____ Supplied records

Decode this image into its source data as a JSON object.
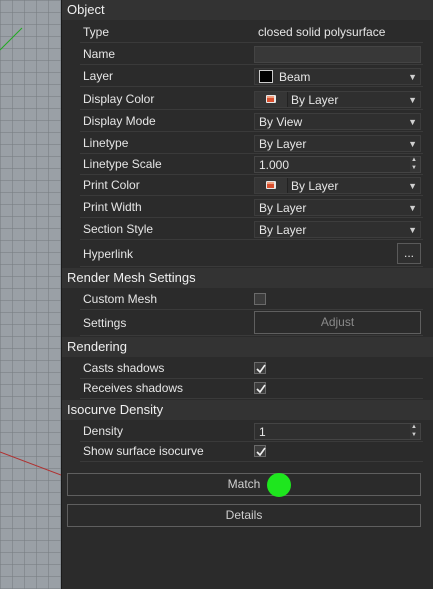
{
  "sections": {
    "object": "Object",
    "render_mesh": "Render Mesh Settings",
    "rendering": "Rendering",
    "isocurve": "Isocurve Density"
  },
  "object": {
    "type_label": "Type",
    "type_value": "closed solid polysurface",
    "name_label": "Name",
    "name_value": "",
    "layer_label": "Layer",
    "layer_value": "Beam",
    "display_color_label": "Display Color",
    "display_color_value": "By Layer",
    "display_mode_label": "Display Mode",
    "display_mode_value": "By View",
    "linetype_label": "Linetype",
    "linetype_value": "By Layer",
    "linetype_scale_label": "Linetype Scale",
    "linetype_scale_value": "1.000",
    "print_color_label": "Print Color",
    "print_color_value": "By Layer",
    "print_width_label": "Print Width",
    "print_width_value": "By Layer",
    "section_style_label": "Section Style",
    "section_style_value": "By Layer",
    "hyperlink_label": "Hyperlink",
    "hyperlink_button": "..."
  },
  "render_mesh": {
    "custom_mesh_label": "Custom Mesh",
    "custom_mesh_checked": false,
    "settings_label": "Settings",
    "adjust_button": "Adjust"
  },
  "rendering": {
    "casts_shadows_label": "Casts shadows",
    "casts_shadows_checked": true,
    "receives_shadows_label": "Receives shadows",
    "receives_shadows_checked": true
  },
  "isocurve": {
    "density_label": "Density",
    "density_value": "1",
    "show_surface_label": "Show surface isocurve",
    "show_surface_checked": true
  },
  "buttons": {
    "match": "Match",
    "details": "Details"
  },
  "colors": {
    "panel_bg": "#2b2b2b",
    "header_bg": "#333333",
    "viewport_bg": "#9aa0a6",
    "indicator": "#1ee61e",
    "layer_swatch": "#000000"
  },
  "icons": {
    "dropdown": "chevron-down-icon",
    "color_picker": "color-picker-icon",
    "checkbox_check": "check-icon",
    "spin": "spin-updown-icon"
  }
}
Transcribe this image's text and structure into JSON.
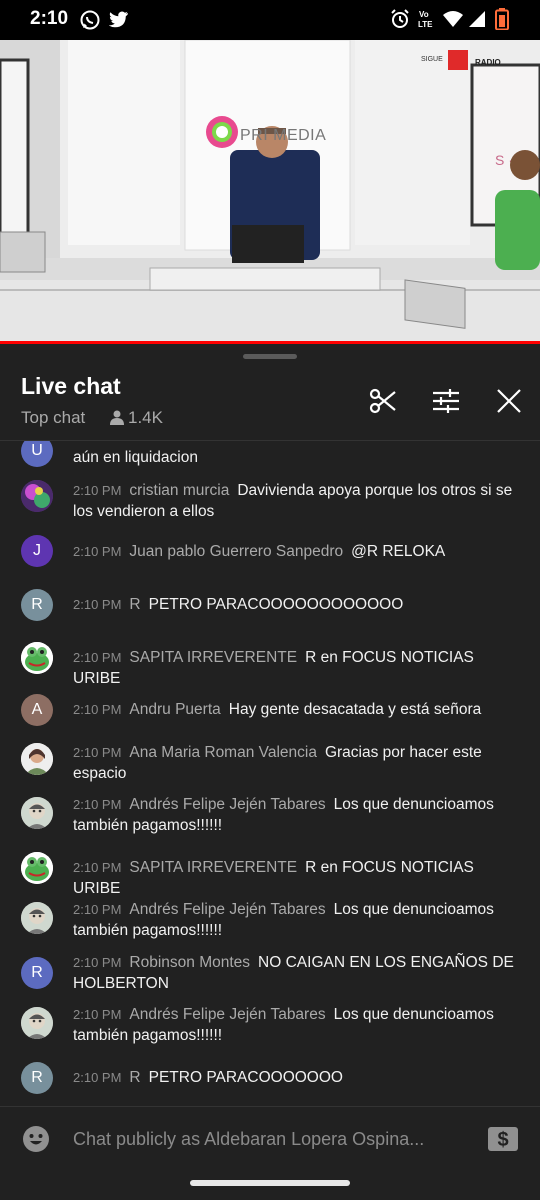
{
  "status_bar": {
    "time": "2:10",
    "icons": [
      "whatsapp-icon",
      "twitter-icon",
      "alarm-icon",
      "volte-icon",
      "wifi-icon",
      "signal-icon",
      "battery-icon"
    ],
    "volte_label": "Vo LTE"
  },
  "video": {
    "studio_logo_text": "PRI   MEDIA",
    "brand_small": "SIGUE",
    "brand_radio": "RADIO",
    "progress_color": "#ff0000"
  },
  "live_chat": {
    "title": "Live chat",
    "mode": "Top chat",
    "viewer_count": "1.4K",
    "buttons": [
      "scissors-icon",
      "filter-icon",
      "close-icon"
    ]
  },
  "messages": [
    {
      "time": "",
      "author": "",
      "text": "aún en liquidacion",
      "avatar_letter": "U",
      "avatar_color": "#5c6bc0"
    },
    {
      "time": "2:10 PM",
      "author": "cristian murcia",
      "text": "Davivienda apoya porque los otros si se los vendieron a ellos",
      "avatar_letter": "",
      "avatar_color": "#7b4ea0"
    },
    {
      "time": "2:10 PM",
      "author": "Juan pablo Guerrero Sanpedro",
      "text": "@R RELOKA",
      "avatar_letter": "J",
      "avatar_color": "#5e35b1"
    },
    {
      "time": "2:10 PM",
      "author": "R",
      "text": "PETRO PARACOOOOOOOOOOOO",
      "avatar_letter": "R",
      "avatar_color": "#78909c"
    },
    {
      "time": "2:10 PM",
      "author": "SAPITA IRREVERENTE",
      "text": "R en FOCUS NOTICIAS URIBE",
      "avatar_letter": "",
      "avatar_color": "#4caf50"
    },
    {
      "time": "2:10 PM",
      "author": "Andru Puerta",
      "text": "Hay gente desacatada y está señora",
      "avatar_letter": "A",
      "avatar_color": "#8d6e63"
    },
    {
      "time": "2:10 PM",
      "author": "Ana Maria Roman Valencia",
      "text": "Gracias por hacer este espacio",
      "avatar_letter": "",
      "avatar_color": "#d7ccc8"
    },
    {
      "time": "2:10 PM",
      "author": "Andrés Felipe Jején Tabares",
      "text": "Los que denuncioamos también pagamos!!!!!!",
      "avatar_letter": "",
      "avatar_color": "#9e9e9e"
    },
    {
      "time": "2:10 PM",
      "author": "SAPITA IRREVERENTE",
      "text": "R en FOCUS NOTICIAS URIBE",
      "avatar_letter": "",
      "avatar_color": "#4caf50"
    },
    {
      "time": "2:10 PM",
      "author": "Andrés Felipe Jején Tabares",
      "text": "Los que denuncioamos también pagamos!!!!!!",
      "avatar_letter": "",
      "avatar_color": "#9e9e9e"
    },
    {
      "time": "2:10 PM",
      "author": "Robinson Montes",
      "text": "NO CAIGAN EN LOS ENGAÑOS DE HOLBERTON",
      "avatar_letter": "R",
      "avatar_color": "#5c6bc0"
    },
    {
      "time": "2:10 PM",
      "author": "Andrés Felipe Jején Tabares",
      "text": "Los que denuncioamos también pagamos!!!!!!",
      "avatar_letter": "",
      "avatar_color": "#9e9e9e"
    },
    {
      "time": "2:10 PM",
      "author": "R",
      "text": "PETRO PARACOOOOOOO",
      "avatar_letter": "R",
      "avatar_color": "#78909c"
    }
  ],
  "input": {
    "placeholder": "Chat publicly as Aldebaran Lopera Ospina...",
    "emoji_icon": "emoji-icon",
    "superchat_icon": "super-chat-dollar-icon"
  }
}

________

What to work on -> Without including any pictures, print each record exactly.

Written solution ->
Decode this image into its source data as a JSON object.
{
  "sections": {
    "object": "Object",
    "render_mesh": "Render Mesh Settings",
    "rendering": "Rendering",
    "isocurve": "Isocurve Density"
  },
  "object": {
    "type_label": "Type",
    "type_value": "closed solid polysurface",
    "name_label": "Name",
    "name_value": "",
    "layer_label": "Layer",
    "layer_value": "Beam",
    "display_color_label": "Display Color",
    "display_color_value": "By Layer",
    "display_mode_label": "Display Mode",
    "display_mode_value": "By View",
    "linetype_label": "Linetype",
    "linetype_value": "By Layer",
    "linetype_scale_label": "Linetype Scale",
    "linetype_scale_value": "1.000",
    "print_color_label": "Print Color",
    "print_color_value": "By Layer",
    "print_width_label": "Print Width",
    "print_width_value": "By Layer",
    "section_style_label": "Section Style",
    "section_style_value": "By Layer",
    "hyperlink_label": "Hyperlink",
    "hyperlink_button": "..."
  },
  "render_mesh": {
    "custom_mesh_label": "Custom Mesh",
    "custom_mesh_checked": false,
    "settings_label": "Settings",
    "adjust_button": "Adjust"
  },
  "rendering": {
    "casts_shadows_label": "Casts shadows",
    "casts_shadows_checked": true,
    "receives_shadows_label": "Receives shadows",
    "receives_shadows_checked": true
  },
  "isocurve": {
    "density_label": "Density",
    "density_value": "1",
    "show_surface_label": "Show surface isocurve",
    "show_surface_checked": true
  },
  "buttons": {
    "match": "Match",
    "details": "Details"
  },
  "colors": {
    "panel_bg": "#2b2b2b",
    "header_bg": "#333333",
    "viewport_bg": "#9aa0a6",
    "indicator": "#1ee61e",
    "layer_swatch": "#000000"
  },
  "icons": {
    "dropdown": "chevron-down-icon",
    "color_picker": "color-picker-icon",
    "checkbox_check": "check-icon",
    "spin": "spin-updown-icon"
  }
}
Transcribe this image's text and structure into JSON.
{
  "status_bar": {
    "time": "2:10",
    "icons": [
      "whatsapp-icon",
      "twitter-icon",
      "alarm-icon",
      "volte-icon",
      "wifi-icon",
      "signal-icon",
      "battery-icon"
    ],
    "volte_label": "Vo LTE"
  },
  "video": {
    "studio_logo_text": "PRI   MEDIA",
    "brand_small": "SIGUE",
    "brand_radio": "RADIO",
    "progress_color": "#ff0000"
  },
  "live_chat": {
    "title": "Live chat",
    "mode": "Top chat",
    "viewer_count": "1.4K",
    "buttons": [
      "scissors-icon",
      "filter-icon",
      "close-icon"
    ]
  },
  "messages": [
    {
      "time": "",
      "author": "",
      "text": "aún en liquidacion",
      "avatar_letter": "U",
      "avatar_color": "#5c6bc0"
    },
    {
      "time": "2:10 PM",
      "author": "cristian murcia",
      "text": "Davivienda apoya porque los otros si se los vendieron a ellos",
      "avatar_letter": "",
      "avatar_color": "#7b4ea0"
    },
    {
      "time": "2:10 PM",
      "author": "Juan pablo Guerrero Sanpedro",
      "text": "@R RELOKA",
      "avatar_letter": "J",
      "avatar_color": "#5e35b1"
    },
    {
      "time": "2:10 PM",
      "author": "R",
      "text": "PETRO PARACOOOOOOOOOOOO",
      "avatar_letter": "R",
      "avatar_color": "#78909c"
    },
    {
      "time": "2:10 PM",
      "author": "SAPITA IRREVERENTE",
      "text": "R en FOCUS NOTICIAS URIBE",
      "avatar_letter": "",
      "avatar_color": "#4caf50"
    },
    {
      "time": "2:10 PM",
      "author": "Andru Puerta",
      "text": "Hay gente desacatada y está señora",
      "avatar_letter": "A",
      "avatar_color": "#8d6e63"
    },
    {
      "time": "2:10 PM",
      "author": "Ana Maria Roman Valencia",
      "text": "Gracias por hacer este espacio",
      "avatar_letter": "",
      "avatar_color": "#d7ccc8"
    },
    {
      "time": "2:10 PM",
      "author": "Andrés Felipe Jején Tabares",
      "text": "Los que denuncioamos también pagamos!!!!!!",
      "avatar_letter": "",
      "avatar_color": "#9e9e9e"
    },
    {
      "time": "2:10 PM",
      "author": "SAPITA IRREVERENTE",
      "text": "R en FOCUS NOTICIAS URIBE",
      "avatar_letter": "",
      "avatar_color": "#4caf50"
    },
    {
      "time": "2:10 PM",
      "author": "Andrés Felipe Jején Tabares",
      "text": "Los que denuncioamos también pagamos!!!!!!",
      "avatar_letter": "",
      "avatar_color": "#9e9e9e"
    },
    {
      "time": "2:10 PM",
      "author": "Robinson Montes",
      "text": "NO CAIGAN EN LOS ENGAÑOS DE HOLBERTON",
      "avatar_letter": "R",
      "avatar_color": "#5c6bc0"
    },
    {
      "time": "2:10 PM",
      "author": "Andrés Felipe Jején Tabares",
      "text": "Los que denuncioamos también pagamos!!!!!!",
      "avatar_letter": "",
      "avatar_color": "#9e9e9e"
    },
    {
      "time": "2:10 PM",
      "author": "R",
      "text": "PETRO PARACOOOOOOO",
      "avatar_letter": "R",
      "avatar_color": "#78909c"
    }
  ],
  "input": {
    "placeholder": "Chat publicly as Aldebaran Lopera Ospina...",
    "emoji_icon": "emoji-icon",
    "superchat_icon": "super-chat-dollar-icon"
  }
}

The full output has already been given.